» GOAL: Pick out each line containing the string "filter".

Stored data:
-.-.-

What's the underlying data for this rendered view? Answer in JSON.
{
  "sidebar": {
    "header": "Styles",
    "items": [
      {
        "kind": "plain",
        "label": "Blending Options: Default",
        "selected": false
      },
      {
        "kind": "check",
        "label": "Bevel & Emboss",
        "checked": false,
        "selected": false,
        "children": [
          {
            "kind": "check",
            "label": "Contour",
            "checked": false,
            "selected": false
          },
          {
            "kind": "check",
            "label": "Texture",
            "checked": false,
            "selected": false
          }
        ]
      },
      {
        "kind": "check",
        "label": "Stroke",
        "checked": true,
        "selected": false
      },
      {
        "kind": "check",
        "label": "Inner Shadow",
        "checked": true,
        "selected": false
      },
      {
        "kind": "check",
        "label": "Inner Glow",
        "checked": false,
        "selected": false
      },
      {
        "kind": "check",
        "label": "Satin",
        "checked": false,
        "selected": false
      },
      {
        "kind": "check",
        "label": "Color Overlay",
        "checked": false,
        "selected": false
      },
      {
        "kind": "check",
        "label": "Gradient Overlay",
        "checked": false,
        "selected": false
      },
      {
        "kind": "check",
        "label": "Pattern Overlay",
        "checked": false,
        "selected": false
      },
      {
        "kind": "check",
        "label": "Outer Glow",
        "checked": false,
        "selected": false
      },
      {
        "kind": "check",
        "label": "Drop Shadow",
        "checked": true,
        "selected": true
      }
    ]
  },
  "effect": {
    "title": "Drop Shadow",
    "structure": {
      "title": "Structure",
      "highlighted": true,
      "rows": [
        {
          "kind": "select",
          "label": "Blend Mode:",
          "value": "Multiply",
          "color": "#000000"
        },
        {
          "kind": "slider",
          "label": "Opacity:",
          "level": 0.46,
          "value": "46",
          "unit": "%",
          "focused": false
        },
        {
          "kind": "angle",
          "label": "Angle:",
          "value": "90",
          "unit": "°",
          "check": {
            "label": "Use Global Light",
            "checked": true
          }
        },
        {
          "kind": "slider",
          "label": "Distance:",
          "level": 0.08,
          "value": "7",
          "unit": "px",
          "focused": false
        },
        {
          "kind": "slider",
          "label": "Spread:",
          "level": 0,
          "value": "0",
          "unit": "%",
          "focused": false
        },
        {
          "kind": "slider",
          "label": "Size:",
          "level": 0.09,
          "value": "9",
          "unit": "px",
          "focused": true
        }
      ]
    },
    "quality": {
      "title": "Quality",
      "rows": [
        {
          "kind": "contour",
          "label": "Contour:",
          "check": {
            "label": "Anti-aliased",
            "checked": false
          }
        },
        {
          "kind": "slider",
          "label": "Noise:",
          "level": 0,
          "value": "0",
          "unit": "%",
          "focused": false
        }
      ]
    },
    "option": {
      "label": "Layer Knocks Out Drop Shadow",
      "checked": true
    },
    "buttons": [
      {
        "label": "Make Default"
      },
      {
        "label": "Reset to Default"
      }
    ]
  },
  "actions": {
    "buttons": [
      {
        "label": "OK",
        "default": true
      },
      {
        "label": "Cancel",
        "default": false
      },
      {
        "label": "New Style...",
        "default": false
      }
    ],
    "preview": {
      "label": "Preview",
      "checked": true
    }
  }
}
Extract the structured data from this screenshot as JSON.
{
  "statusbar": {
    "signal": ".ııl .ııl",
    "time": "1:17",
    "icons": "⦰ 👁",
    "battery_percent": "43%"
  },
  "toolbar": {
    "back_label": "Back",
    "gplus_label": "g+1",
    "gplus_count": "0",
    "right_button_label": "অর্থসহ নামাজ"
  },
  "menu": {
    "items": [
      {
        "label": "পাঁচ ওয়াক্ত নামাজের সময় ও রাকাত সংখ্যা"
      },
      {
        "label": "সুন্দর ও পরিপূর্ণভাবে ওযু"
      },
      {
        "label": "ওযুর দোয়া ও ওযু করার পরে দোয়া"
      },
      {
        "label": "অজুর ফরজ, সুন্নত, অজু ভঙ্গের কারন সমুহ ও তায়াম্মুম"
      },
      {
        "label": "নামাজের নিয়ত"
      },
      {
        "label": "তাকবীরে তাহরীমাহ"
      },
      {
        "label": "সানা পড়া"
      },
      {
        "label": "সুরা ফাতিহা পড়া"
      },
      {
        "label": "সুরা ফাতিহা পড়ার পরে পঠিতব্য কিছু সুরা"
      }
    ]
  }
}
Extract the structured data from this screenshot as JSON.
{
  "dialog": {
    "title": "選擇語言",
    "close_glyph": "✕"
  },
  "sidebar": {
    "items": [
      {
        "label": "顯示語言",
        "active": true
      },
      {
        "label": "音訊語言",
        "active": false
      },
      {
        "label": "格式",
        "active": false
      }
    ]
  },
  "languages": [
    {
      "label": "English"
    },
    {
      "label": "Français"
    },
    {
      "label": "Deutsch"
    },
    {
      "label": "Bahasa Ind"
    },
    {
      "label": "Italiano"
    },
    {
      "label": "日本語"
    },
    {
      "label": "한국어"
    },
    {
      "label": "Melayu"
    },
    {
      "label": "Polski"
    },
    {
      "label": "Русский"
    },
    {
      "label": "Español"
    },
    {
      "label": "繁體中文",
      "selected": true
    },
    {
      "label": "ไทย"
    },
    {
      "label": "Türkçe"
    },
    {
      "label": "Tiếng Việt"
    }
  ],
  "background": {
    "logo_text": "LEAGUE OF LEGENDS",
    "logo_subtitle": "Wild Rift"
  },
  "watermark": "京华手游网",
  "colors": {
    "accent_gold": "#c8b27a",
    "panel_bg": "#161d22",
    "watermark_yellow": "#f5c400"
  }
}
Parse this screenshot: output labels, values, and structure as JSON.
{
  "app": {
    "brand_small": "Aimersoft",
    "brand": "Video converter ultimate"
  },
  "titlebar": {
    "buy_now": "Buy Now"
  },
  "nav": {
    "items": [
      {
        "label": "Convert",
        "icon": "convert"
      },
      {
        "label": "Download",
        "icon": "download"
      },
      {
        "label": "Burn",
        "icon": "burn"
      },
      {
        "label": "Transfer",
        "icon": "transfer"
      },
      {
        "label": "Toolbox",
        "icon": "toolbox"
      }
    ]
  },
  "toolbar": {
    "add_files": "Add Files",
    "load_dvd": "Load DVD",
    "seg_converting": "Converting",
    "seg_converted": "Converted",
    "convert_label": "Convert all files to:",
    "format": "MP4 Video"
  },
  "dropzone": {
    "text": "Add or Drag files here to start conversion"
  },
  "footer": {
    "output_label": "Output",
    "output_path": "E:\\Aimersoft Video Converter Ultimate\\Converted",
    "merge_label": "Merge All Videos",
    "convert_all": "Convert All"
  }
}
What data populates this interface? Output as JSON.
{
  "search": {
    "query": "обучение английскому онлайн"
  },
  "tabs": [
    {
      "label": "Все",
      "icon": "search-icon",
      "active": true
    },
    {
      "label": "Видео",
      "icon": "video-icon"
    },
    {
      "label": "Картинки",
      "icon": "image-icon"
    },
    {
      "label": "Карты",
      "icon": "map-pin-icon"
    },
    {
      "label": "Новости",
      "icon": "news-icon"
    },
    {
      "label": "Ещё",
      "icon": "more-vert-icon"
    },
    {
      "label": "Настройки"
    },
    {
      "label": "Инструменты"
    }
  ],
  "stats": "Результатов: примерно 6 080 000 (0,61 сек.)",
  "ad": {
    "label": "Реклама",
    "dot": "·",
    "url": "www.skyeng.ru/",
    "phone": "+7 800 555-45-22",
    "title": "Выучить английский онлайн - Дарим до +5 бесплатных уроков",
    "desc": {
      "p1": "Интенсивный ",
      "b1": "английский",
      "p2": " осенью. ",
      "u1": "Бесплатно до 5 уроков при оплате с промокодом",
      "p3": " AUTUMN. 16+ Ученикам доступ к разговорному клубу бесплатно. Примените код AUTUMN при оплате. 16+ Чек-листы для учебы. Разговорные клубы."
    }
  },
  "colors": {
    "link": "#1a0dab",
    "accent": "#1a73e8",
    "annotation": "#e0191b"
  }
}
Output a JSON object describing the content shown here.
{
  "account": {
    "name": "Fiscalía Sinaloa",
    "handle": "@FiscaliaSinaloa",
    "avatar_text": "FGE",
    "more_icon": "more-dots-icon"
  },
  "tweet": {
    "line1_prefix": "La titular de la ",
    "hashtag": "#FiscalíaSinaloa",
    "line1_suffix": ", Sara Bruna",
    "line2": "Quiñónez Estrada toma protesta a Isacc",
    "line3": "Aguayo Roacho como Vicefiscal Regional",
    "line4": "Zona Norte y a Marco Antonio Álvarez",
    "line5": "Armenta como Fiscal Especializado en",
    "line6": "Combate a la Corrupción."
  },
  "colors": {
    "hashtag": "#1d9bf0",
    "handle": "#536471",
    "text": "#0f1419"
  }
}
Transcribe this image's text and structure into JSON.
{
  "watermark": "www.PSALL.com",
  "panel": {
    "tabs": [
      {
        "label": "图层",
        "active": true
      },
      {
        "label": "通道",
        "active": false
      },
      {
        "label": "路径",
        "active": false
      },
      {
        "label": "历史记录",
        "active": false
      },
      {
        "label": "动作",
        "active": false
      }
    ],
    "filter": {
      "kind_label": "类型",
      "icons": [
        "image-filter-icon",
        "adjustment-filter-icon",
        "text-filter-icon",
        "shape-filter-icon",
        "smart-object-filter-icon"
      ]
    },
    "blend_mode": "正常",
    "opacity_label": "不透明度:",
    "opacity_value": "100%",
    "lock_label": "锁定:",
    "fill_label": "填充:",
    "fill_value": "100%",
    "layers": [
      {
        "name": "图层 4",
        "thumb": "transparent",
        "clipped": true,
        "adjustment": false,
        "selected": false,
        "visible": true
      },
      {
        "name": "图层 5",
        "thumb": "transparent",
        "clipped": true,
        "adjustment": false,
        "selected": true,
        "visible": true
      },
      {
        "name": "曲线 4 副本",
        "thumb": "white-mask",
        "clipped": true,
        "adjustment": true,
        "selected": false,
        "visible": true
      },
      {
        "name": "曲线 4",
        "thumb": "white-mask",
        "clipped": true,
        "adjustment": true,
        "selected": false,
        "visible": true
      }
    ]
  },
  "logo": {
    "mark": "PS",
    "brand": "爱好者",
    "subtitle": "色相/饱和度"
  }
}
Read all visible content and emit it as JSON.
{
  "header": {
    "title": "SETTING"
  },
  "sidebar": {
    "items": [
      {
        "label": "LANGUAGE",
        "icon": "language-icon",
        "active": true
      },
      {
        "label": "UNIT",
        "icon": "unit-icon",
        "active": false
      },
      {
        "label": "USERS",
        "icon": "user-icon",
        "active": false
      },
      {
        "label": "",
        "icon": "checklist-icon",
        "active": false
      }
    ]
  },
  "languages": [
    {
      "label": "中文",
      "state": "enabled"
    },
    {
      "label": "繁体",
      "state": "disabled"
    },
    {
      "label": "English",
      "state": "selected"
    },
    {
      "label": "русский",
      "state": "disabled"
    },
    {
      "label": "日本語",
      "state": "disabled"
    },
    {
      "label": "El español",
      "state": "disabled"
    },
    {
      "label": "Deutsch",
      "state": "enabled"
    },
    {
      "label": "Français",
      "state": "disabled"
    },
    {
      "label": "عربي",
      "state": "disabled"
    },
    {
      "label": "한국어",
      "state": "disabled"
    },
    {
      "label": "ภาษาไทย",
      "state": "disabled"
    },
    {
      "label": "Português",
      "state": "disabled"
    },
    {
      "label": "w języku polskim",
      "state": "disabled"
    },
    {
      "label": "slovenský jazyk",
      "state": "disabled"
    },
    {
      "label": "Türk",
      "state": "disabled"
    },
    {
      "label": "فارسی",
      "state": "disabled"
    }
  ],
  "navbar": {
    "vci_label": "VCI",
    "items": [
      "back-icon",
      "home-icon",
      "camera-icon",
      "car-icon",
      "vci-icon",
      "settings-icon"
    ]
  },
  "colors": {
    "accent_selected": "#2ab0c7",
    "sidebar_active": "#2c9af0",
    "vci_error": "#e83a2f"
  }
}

-.-.-

» TASK ANSWER:
    "filter": {
        "image-filter-icon",
        "adjustment-filter-icon",
        "text-filter-icon",
        "shape-filter-icon",
        "smart-object-filter-icon"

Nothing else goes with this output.